Records follow. Select each line holding "name".
════════════════════
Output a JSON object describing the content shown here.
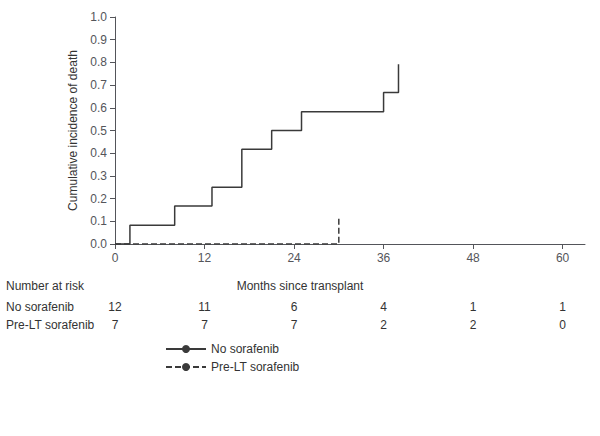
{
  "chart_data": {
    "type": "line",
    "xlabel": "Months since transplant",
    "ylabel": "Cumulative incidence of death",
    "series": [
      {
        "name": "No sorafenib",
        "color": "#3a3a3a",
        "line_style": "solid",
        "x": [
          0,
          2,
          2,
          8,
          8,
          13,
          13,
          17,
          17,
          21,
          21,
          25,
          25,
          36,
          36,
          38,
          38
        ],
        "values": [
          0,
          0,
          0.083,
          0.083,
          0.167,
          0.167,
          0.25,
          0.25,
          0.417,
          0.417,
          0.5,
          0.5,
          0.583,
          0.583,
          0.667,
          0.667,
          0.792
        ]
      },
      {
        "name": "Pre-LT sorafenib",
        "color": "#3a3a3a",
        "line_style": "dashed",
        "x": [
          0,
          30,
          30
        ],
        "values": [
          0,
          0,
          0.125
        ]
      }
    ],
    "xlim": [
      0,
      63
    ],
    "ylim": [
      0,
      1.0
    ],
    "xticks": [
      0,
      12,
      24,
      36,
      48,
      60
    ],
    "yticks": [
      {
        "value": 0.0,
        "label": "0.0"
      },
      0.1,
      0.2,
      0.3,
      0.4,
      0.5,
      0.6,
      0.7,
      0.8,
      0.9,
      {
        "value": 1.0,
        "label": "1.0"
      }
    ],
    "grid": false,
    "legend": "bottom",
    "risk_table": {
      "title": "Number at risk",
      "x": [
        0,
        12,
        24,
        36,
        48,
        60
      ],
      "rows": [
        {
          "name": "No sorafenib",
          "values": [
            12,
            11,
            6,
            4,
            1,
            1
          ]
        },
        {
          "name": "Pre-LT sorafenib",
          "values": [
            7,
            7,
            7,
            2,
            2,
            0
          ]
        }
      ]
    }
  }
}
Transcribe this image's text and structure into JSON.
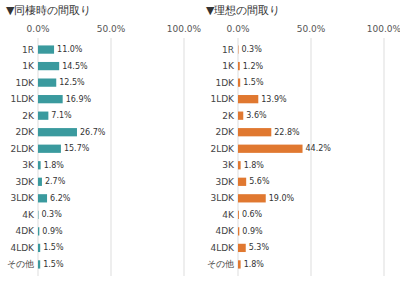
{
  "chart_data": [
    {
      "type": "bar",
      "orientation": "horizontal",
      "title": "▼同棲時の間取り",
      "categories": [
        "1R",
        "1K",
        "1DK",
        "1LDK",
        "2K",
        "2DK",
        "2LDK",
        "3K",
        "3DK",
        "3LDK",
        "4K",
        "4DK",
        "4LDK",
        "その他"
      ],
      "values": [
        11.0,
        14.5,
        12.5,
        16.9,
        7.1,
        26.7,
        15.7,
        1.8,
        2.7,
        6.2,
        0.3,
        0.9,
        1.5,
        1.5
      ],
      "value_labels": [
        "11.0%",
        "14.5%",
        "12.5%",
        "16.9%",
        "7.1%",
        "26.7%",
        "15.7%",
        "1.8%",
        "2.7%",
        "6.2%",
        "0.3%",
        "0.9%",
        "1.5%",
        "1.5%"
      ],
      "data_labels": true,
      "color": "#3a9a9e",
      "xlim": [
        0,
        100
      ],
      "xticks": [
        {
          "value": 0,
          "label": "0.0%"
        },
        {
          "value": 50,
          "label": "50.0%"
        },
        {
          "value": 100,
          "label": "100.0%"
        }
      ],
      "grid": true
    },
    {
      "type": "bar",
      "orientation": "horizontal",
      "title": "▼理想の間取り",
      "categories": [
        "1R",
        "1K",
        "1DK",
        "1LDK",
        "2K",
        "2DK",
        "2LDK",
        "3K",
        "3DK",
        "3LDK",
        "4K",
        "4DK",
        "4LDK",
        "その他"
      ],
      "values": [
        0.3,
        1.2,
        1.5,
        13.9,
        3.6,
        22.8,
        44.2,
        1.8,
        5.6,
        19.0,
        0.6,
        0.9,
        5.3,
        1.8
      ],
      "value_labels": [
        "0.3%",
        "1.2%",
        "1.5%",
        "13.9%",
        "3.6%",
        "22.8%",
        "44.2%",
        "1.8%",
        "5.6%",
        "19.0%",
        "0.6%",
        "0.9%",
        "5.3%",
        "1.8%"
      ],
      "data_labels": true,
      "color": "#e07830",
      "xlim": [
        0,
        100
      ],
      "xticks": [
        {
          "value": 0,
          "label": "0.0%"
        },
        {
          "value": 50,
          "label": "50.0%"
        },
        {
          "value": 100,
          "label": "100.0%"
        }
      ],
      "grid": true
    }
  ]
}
════════════════════
RESPONSE FOR THIS EXERCISE
        "name": "No sorafenib",
        "name": "Pre-LT sorafenib",
          "name": "No sorafenib",
          "name": "Pre-LT sorafenib",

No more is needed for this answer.